Parts of the exercise
A) Using the parameterization text, decide whether each statement agrees with it: (i) an inflexible program that stops after several hours might need to be restarted at the beginning; (ii) parameters let you vary the steps in the workflow; (iii) parameters are said to slow development velocity. Answer yes or no for each and quote the deciding words.
B) Edit the stored data rows from the first row through the row holding "bar-2009 [527, 305, 564, 453]", inclusive, changing "logo-letter" to "brand-letter" and leaving everything else as it is. Return only those rows.

Extract
Parameterize Your Processing¶

Deploy code across multiple environments using variables to eliminate configuration changes.

Enterprise data analytic pipelines need to be flexible enough to incorporate different runtime conditions. Which version of the raw data should be used? Is the data directed to production or testing? Should records be filtered according to some criterion? Should a specific set of processing steps in the workflow be included or not? To increase development velocity, these options need to be built into the pipeline as options.

A robust pipeline design will allow the engineer or analyst to invoke or specify these options using parameters. In software development, a parameter is some information (e.g. a name, a number, an option) that is passed to a program that affects the way that it operates. Parameters allow code to be generalized so that it can operate on a variety of inputs and respond to a range of conditions.

Parameters can also be used to improve productivity. Consider a preprocessing run that performs an operation on some data. After running for several hours, it stops unexpectedly due to an error. An inflexible program might need to be restarted at the beginning, losing several hours of processing. A program using parameters could be designed to be restarted at any specified point, in this case where the processing left off. Using parameters, the program completes the processing in much less time.

Parameters allow the data analytic pipeline to be designed to accommodate different runtime circumstances. This flexibility is critical for DataOps which seeks to make analytics more responsive to the needs of the organization.

Why parameterize?¶

Parameters and named sets of parameters will increase your velocity.
With parameters you can vary:
- Inputs (you can make a time machine).
- Outputs.
- Steps in the workflow.

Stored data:
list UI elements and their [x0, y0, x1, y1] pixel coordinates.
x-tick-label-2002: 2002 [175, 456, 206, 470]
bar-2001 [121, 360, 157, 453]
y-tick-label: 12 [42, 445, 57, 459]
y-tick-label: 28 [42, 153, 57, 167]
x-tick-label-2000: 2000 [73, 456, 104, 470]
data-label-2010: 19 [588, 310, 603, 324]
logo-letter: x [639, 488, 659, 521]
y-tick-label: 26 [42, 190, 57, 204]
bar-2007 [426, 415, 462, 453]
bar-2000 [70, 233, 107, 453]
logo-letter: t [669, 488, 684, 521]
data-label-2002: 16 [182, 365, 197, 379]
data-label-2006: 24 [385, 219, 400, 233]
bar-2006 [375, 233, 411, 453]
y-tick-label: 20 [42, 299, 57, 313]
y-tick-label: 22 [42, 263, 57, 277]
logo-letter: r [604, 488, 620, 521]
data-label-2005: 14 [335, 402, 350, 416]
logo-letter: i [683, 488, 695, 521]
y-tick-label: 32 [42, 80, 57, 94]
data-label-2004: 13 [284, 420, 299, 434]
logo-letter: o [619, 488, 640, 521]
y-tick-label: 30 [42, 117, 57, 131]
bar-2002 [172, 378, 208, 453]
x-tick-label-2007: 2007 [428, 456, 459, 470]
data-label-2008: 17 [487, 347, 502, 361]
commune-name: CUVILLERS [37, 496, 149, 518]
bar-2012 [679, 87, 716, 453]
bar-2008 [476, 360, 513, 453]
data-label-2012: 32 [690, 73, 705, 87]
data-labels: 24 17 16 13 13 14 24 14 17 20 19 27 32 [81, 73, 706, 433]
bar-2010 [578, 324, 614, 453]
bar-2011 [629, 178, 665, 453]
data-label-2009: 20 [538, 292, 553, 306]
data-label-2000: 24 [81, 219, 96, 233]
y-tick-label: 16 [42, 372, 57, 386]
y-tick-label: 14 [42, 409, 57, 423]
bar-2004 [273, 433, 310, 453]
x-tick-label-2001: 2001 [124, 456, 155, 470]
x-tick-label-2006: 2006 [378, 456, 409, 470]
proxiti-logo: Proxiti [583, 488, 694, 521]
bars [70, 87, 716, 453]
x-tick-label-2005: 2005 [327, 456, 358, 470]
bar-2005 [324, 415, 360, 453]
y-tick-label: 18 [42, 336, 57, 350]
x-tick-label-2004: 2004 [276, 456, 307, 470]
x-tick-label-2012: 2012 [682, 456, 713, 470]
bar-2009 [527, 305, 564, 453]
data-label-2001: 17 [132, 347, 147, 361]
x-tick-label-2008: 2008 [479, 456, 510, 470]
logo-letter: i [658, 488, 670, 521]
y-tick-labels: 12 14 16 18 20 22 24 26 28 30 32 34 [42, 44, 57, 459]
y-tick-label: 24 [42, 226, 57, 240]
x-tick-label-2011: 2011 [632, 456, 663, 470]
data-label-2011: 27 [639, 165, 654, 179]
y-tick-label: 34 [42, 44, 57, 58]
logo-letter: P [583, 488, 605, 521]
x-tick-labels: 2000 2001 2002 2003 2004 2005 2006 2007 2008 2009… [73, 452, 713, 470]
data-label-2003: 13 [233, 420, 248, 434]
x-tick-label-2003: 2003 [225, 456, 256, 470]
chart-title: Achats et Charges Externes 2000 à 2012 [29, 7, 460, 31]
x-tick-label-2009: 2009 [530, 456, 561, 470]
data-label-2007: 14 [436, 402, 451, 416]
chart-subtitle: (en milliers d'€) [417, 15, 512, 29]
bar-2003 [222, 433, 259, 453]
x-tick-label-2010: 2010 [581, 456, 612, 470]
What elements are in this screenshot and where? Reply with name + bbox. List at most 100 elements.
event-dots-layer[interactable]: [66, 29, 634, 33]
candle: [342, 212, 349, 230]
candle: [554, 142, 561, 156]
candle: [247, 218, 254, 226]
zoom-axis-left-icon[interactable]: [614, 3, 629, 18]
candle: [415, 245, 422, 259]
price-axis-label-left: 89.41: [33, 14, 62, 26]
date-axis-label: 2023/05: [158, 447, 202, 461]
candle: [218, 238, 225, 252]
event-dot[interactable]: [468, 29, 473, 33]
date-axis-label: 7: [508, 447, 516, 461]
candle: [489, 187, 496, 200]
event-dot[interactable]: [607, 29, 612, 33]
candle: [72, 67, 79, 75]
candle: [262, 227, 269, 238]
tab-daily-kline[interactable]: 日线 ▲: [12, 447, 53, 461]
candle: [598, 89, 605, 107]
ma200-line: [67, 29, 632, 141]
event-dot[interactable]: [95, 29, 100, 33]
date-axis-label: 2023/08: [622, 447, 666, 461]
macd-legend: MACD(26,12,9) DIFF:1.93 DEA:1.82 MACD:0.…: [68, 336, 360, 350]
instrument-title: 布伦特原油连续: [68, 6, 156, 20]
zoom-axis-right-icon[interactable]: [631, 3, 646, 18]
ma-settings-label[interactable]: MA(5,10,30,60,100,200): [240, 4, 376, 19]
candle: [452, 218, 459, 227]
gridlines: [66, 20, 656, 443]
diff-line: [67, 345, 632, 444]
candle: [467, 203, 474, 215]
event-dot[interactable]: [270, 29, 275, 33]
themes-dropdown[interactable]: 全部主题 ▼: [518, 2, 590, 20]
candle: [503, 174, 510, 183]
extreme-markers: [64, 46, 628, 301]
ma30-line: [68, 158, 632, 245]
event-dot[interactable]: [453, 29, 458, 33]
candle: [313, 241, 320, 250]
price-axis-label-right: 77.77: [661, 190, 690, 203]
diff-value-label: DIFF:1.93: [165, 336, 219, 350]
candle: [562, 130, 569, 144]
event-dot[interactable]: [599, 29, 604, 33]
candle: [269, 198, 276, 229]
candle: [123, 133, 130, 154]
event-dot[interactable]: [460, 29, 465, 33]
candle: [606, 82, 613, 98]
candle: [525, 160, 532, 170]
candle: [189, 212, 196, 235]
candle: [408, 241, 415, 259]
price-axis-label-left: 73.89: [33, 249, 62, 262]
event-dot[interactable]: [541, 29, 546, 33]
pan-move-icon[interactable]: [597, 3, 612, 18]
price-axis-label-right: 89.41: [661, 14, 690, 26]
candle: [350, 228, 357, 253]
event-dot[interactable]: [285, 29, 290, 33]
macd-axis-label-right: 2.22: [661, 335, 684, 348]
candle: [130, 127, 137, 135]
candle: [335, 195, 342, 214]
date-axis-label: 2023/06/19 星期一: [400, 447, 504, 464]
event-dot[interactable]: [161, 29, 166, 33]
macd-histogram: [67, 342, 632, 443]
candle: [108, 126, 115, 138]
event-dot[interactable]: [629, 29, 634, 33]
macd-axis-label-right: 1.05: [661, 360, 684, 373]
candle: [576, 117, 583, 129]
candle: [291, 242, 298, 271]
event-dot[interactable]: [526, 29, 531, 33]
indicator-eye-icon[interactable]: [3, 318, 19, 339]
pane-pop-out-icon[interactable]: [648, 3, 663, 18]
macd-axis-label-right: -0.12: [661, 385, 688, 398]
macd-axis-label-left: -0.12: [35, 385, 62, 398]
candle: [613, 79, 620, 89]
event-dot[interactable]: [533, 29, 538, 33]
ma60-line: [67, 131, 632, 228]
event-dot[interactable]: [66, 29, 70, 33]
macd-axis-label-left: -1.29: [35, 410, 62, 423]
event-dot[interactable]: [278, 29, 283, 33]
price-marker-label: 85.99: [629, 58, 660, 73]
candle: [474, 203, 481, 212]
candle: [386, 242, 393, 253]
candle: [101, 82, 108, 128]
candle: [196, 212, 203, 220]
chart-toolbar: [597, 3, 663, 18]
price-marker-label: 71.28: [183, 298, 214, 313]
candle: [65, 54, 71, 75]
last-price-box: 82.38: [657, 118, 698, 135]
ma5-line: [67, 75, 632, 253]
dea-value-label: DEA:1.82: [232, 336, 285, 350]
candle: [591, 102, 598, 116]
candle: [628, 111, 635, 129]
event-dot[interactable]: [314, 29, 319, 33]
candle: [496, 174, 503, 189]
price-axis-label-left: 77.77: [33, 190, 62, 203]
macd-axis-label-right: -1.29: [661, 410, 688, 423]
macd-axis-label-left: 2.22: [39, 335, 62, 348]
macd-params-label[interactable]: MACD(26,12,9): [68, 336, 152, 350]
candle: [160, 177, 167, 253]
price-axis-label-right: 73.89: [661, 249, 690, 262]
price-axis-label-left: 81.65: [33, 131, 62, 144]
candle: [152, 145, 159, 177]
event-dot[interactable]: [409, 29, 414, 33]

Task-by-task results
A)
(i) Yes: "An inflexible program might need to be restarted at the beginning, losing several hours of processing."
(ii) Yes: "Steps in the workflow."
(iii) No: "Parameters and named sets of parameters will increase your velocity."

B)
list UI elements and their [x0, y0, x1, y1] pixel coordinates.
x-tick-label-2002: 2002 [175, 456, 206, 470]
bar-2001 [121, 360, 157, 453]
y-tick-label: 12 [42, 445, 57, 459]
y-tick-label: 28 [42, 153, 57, 167]
x-tick-label-2000: 2000 [73, 456, 104, 470]
data-label-2010: 19 [588, 310, 603, 324]
brand-letter: x [639, 488, 659, 521]
y-tick-label: 26 [42, 190, 57, 204]
bar-2007 [426, 415, 462, 453]
bar-2000 [70, 233, 107, 453]
brand-letter: t [669, 488, 684, 521]
data-label-2002: 16 [182, 365, 197, 379]
data-label-2006: 24 [385, 219, 400, 233]
bar-2006 [375, 233, 411, 453]
y-tick-label: 20 [42, 299, 57, 313]
y-tick-label: 22 [42, 263, 57, 277]
brand-letter: r [604, 488, 620, 521]
data-label-2005: 14 [335, 402, 350, 416]
brand-letter: i [683, 488, 695, 521]
y-tick-label: 32 [42, 80, 57, 94]
data-label-2004: 13 [284, 420, 299, 434]
brand-letter: o [619, 488, 640, 521]
y-tick-label: 30 [42, 117, 57, 131]
bar-2002 [172, 378, 208, 453]
x-tick-label-2007: 2007 [428, 456, 459, 470]
data-label-2008: 17 [487, 347, 502, 361]
commune-name: CUVILLERS [37, 496, 149, 518]
bar-2012 [679, 87, 716, 453]
bar-2008 [476, 360, 513, 453]
data-label-2012: 32 [690, 73, 705, 87]
data-labels: 24 17 16 13 13 14 24 14 17 20 19 27 32 [81, 73, 706, 433]
bar-2010 [578, 324, 614, 453]
bar-2011 [629, 178, 665, 453]
data-label-2009: 20 [538, 292, 553, 306]
data-label-2000: 24 [81, 219, 96, 233]
y-tick-label: 16 [42, 372, 57, 386]
y-tick-label: 14 [42, 409, 57, 423]
bar-2004 [273, 433, 310, 453]
x-tick-label-2001: 2001 [124, 456, 155, 470]
x-tick-label-2006: 2006 [378, 456, 409, 470]
proxiti-logo: Proxiti [583, 488, 694, 521]
bars [70, 87, 716, 453]
x-tick-label-2005: 2005 [327, 456, 358, 470]
bar-2005 [324, 415, 360, 453]
y-tick-label: 18 [42, 336, 57, 350]
x-tick-label-2004: 2004 [276, 456, 307, 470]
x-tick-label-2012: 2012 [682, 456, 713, 470]
bar-2009 [527, 305, 564, 453]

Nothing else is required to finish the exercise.